* START Supplied records *

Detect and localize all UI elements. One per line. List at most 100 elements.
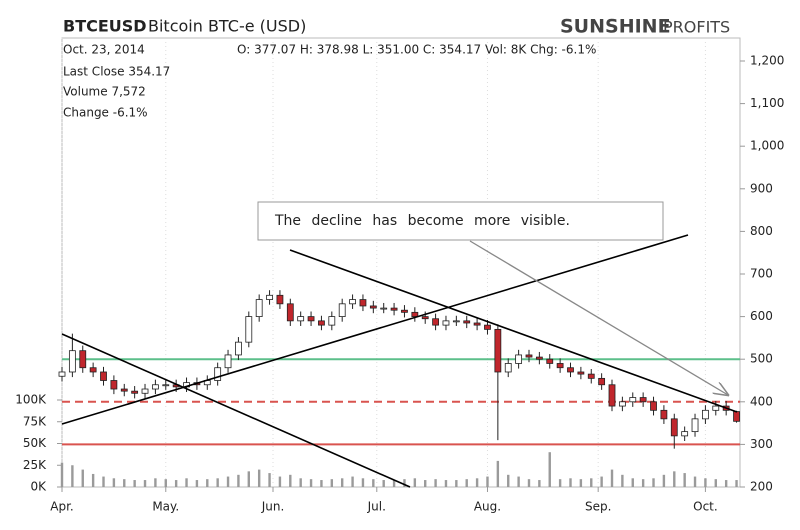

* END Supplied records *
* START Supplied records *

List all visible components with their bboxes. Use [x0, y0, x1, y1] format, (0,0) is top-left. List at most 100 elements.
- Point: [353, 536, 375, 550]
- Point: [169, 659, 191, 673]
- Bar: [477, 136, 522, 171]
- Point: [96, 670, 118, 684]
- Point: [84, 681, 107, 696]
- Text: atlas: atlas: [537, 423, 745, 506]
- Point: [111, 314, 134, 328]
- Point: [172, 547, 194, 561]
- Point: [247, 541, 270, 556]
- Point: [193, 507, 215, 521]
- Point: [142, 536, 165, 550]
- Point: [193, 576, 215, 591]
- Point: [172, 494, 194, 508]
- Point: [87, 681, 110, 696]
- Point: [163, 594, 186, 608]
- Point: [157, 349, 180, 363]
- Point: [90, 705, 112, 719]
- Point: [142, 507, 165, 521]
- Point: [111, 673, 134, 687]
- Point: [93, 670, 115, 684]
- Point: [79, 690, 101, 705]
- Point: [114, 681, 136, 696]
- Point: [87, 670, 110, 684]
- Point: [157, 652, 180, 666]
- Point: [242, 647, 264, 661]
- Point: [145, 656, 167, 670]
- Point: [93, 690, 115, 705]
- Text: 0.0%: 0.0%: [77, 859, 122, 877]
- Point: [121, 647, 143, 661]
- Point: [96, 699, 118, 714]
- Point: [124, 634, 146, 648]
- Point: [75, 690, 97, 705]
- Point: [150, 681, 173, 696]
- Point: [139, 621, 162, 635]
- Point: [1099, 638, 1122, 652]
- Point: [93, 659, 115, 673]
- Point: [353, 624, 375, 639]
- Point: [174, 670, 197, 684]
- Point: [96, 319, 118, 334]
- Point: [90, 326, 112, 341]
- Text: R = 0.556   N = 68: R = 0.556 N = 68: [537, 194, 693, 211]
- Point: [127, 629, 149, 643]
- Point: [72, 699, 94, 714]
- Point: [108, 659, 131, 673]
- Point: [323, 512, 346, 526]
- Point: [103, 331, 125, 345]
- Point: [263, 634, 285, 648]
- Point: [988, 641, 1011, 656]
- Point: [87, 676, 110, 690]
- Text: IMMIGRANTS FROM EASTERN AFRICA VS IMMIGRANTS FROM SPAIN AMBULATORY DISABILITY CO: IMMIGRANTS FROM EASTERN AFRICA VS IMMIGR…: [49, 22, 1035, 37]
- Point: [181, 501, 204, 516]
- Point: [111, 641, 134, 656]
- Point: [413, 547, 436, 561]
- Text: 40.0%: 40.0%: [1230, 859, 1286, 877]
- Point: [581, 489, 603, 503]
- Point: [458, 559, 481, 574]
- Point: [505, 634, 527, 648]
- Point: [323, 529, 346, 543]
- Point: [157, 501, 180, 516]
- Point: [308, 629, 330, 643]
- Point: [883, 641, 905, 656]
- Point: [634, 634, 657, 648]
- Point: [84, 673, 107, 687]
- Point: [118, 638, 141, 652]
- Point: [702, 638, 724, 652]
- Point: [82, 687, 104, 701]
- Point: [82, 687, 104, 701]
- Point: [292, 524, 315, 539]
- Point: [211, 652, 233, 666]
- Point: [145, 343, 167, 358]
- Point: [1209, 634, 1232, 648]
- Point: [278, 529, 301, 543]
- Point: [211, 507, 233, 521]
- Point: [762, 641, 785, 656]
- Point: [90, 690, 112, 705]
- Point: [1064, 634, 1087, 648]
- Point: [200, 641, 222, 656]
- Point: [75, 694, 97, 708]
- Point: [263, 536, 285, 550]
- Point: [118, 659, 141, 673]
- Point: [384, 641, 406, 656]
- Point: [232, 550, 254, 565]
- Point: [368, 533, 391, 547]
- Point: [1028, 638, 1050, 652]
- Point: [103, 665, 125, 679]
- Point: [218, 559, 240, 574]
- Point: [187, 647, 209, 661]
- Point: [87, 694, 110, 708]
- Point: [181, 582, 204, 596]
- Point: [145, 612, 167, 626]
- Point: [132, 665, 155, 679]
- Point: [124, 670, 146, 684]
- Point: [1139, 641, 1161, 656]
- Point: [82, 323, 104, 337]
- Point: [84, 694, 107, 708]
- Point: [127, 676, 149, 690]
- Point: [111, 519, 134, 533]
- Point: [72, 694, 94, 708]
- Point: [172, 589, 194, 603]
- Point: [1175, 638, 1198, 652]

* END Supplied records *
* START Supplied records *

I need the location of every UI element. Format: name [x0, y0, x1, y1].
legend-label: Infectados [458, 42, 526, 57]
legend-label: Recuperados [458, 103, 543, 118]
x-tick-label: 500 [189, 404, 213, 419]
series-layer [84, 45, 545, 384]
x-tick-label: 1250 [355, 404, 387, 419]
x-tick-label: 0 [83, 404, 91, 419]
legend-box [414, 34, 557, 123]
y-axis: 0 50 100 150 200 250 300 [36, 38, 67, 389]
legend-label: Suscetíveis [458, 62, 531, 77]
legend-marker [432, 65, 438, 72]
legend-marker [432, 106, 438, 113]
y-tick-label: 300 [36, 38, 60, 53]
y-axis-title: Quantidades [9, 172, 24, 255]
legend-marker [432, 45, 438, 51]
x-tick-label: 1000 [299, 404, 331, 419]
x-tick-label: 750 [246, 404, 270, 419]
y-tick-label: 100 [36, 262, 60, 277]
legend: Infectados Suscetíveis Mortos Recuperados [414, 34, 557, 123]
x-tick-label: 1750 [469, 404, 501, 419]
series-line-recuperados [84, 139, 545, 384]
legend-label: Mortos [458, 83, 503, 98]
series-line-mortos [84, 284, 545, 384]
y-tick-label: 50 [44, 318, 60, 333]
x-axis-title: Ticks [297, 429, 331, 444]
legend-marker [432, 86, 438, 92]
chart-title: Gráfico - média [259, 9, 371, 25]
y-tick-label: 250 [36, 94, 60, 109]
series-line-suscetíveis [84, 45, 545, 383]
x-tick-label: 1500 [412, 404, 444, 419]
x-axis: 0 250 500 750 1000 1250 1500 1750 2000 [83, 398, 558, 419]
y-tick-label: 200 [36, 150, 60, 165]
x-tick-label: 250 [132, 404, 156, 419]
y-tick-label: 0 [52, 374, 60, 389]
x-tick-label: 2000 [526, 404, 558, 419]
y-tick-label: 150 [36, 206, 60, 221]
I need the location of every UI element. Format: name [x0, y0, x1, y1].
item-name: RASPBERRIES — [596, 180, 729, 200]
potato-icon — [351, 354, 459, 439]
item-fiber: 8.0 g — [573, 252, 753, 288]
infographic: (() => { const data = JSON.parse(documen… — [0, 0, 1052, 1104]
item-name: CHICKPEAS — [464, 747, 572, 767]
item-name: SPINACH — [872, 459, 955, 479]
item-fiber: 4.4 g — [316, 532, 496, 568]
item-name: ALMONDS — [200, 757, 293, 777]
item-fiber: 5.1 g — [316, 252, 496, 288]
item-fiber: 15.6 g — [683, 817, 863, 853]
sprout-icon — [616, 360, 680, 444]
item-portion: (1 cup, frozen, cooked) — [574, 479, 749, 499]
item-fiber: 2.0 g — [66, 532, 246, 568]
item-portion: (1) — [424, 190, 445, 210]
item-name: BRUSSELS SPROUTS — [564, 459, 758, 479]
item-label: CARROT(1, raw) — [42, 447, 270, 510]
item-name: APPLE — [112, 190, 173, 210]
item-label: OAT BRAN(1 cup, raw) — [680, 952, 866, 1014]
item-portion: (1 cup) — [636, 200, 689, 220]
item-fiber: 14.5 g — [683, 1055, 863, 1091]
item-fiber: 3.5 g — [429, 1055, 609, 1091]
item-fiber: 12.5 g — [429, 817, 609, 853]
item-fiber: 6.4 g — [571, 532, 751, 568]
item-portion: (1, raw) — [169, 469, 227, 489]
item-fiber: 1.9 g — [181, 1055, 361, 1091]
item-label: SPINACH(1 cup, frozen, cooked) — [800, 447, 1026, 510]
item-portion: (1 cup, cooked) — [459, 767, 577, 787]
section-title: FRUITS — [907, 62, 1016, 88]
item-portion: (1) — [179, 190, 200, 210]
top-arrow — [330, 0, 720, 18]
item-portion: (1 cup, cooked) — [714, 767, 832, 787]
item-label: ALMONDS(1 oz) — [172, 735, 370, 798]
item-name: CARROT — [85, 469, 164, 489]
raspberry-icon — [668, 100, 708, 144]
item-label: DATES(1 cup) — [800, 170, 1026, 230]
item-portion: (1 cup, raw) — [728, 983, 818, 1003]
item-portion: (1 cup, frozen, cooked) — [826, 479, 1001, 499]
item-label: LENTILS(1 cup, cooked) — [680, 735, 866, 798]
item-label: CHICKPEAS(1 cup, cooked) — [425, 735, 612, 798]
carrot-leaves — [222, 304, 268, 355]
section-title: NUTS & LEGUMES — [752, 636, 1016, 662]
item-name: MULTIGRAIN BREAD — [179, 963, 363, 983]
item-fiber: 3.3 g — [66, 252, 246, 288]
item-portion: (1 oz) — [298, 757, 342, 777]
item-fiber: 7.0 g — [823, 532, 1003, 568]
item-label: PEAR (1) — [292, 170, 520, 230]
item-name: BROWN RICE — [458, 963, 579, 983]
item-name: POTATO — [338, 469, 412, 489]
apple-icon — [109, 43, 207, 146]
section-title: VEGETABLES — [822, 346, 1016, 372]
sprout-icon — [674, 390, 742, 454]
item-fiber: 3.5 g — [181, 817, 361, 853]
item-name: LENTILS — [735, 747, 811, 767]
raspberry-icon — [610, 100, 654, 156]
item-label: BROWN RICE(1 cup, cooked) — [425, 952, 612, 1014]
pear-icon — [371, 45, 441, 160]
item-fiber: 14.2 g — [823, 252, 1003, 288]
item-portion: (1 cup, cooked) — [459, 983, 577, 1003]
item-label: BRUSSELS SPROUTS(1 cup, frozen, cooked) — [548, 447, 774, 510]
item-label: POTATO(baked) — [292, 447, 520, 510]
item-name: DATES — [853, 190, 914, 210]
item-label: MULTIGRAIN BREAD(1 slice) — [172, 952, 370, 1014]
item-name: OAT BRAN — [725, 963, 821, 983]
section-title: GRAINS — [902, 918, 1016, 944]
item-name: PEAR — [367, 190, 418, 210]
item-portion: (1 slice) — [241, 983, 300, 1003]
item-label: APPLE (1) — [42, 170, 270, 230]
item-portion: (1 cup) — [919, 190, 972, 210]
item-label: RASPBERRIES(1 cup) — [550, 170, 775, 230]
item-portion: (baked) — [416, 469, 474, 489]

* END Supplied records *

> _Goal_: Can you update everything from the line containing "List all visible" down to the line containing "- Point: [87, 681, 110, 696]" by changing "Bar" to "Column", keeping all else the same? Return only those lines.

> _Complete response_:
List all visible components with their bboxes. Use [x0, y0, x1, y1] format, (0,0) is top-left. List at most 100 elements.
- Point: [353, 536, 375, 550]
- Point: [169, 659, 191, 673]
- Column: [477, 136, 522, 171]
- Point: [96, 670, 118, 684]
- Point: [84, 681, 107, 696]
- Text: atlas: atlas: [537, 423, 745, 506]
- Point: [111, 314, 134, 328]
- Point: [172, 547, 194, 561]
- Point: [247, 541, 270, 556]
- Point: [193, 507, 215, 521]
- Point: [142, 536, 165, 550]
- Point: [193, 576, 215, 591]
- Point: [172, 494, 194, 508]
- Point: [87, 681, 110, 696]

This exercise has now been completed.